Trecho do documento:
━━━━━━━━━━

Em primeiro lugar, uma crise da razão. Nos Estados Unidos, temos um presidente com ficha criminal e condenações por crimes graves, que está destruindo o Estado de Direito e a democracia em seu país; que está cortando os já escassos fundos do modestíssimo estado de bem-estar dos EUA, ataca universidades e chama de “ilegais” os jornalistas e jornais que o criticam; que abandonou a Ucrânia, planejando sua rendição e pretendendo a restituição do financiamento para a resistência à invasão russa que os próprios EUA haviam fortemente incentivado, e, ainda mais abjeto, planeja uma limpeza étnica gigantesca: a expulsão de dois milhões de palestinos da Faixa de Gaza após a carnificina realizada por Netanyahu.
Bem, uma resposta sensata e racional da Europa a esse rompimento da Aliança Atlântica e à humilhação infligida por Trump a toda a União Europeia deveria ter sido uma iniciativa de paz autônoma em relação à Rússia, sob a insígnia do desarmamento mútuo gradual e garantias de segurança recíprocas. Teria sido alcançada uma paz que certamente seria mais vantajosa para a Ucrânia do que o projeto de partição que Trump e Putin estão negociando. Em vez disso, há uma corrida insensata por novos armamentos: a alocação de nada menos que 800 bilhões decidida por Ursula von der Leyen para o rearmamento, enquanto Macron planeja o envio de forças europeias para a Ucrânia e a Alemanha altera sua constituição para investir centenas de bilhões em armamentos. Estamos brincando com o fogo. Os gastos militares atuais dos países da UE já são três vezes maiores do que os da Rússia e bastaria unificá-los, enquanto nenhum aumento poderia elevá-los ao nível das 6.000 ogivas nucleares de Putin. Essa corrida para o “rearmamento” é, portanto, uma loucura: o tabu da guerra nuclear caiu e fala-se de forma leviana de um confronto entre a União Europeia e a Rússia que terminaria na destruição mútua. Em segundo lugar, estamos enfrentando uma crise do direito: do direito internacional e do direito constitucional. Os novos autocratas do mundo, Trump e Putin, Erdogan e Netanyahu, ignoram o direito e os direitos e só conhecem a lei do mais forte. Aliás, desprezam o direito, as constituições e a separação de poderes como limites ilegítimos aos seus poderes que querem absolutos. O aspecto mais impressionante do fenômeno Trump consiste na ostentação desse desprezo pelo direito e a desumanidade aberta de suas medidas executivas, todas assinadas na frente das câmeras.
Em um momento em que o crescimento das desigualdades globais e a crise ecológica, a redução da biodiversidade, o aquecimento climático, a destruição das falhas dos aquíferos e as poluições do ar, da água e do solo exigiriam, para serem enfrentados, um aumento da cooperação internacional, da complexidade institucional e do papel do direito como sistema de regras impostas aos poderes selvagens da política e da economia, o fenômeno oposto está sendo paradoxalmente produzido: a simplificação e a personalização dos sistemas políticos que estão sendo reduzidos à soberania de poucos senhores do mundo.

━━━━━━━━━━

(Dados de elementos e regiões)
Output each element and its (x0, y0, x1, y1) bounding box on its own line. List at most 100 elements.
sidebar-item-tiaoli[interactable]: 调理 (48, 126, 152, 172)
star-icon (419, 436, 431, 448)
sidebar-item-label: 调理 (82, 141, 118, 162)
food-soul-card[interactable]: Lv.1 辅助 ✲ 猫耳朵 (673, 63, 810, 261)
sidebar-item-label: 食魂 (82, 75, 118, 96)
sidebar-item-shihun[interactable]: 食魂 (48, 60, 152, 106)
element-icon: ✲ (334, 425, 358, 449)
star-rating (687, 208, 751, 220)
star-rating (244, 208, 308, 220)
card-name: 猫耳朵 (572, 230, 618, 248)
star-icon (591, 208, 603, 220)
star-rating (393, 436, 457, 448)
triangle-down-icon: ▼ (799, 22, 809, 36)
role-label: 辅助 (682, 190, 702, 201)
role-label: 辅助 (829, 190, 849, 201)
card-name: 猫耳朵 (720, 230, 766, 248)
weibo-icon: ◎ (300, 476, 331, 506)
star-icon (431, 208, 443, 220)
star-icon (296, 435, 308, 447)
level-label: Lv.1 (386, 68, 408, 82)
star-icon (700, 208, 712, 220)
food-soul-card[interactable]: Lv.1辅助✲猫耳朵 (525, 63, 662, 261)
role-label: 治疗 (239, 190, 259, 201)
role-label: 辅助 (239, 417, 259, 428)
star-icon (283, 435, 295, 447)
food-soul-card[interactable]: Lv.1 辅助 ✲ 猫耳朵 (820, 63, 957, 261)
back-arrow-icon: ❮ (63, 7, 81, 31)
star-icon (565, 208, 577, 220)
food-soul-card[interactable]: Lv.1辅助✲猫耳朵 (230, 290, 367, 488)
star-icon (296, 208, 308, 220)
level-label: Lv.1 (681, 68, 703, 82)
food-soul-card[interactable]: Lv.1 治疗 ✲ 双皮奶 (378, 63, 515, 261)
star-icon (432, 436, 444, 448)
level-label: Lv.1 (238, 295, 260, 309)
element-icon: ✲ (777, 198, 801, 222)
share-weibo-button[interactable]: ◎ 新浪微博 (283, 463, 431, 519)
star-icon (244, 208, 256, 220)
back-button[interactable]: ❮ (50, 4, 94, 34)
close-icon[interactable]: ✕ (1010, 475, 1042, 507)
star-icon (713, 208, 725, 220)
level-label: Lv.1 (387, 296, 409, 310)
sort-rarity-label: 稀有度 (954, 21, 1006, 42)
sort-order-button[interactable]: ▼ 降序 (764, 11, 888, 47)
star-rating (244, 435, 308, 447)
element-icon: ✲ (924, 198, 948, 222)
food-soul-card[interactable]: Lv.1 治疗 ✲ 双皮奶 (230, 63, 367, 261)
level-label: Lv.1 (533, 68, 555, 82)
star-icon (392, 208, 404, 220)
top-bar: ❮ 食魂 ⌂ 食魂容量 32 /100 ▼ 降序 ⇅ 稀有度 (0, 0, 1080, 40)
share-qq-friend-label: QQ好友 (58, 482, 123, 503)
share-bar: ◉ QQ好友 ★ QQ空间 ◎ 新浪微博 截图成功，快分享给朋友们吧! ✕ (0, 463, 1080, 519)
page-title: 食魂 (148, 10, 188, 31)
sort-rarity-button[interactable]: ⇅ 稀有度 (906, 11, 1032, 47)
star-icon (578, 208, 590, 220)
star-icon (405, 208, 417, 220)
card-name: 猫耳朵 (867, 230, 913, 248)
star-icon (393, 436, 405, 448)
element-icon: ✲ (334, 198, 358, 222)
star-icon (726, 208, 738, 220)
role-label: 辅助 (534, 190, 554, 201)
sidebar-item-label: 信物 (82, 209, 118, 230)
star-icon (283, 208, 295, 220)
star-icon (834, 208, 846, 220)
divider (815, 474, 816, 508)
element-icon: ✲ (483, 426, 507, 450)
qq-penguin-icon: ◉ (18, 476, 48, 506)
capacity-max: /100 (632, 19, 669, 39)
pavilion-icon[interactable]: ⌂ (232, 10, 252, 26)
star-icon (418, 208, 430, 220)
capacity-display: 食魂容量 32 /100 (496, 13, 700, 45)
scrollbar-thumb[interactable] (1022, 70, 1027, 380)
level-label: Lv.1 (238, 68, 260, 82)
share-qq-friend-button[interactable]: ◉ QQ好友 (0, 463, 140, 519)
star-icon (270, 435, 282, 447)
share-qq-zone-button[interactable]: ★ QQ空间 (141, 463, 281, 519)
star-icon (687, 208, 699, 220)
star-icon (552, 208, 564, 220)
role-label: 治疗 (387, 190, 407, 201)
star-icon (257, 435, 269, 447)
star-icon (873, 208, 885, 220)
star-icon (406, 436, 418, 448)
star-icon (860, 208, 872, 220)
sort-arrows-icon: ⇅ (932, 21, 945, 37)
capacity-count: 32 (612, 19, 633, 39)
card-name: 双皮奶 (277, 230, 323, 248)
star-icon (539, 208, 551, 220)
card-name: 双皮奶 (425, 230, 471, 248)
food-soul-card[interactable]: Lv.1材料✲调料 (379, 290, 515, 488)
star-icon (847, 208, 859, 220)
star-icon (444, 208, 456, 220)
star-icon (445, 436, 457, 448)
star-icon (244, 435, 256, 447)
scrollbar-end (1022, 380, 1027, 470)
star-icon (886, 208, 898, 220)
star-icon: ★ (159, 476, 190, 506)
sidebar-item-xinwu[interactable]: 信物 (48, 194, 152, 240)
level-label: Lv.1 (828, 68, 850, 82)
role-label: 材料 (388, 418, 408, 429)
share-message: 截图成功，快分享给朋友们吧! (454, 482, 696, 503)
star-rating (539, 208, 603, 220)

━━━━━━━━━━

Tarefas a cumprir:
**A.** Responda, por favor, com base no trecho:
(i) Quantos palestinos seriam expulsos da Faixa de Gaza segundo o plano mencionado?
(ii) Qual é o valor da alocação decidida por Ursula von der Leyen para o rearmamento?
(iii) O que está sendo reduzido à soberania de poucos senhores do mundo?
**B.** Redigite, sem nenhuma alteração, a parte do trecho que começa com as palavras que contêm "Em primeiro lugar, uma" e termina com "realizada por Netanyahu.".

Respostas das tarefas:
**A.**
(i) Dois milhões.
(ii) Nada menos que 800 bilhões.
(iii) Os sistemas políticos.

**B.**
Em primeiro lugar, uma crise da razão. Nos Estados Unidos, temos um presidente com ficha criminal e condenações por crimes graves, que está destruindo o Estado de Direito e a democracia em seu país; que está cortando os já escassos fundos do modestíssimo estado de bem-estar dos EUA, ataca universidades e chama de “ilegais” os jornalistas e jornais que o criticam; que abandonou a Ucrânia, planejando sua rendição e pretendendo a restituição do financiamento para a resistência à invasão russa que os próprios EUA haviam fortemente incentivado, e, ainda mais abjeto, planeja uma limpeza étnica gigantesca: a expulsão de dois milhões de palestinos da Faixa de Gaza após a carnificina realizada por Netanyahu.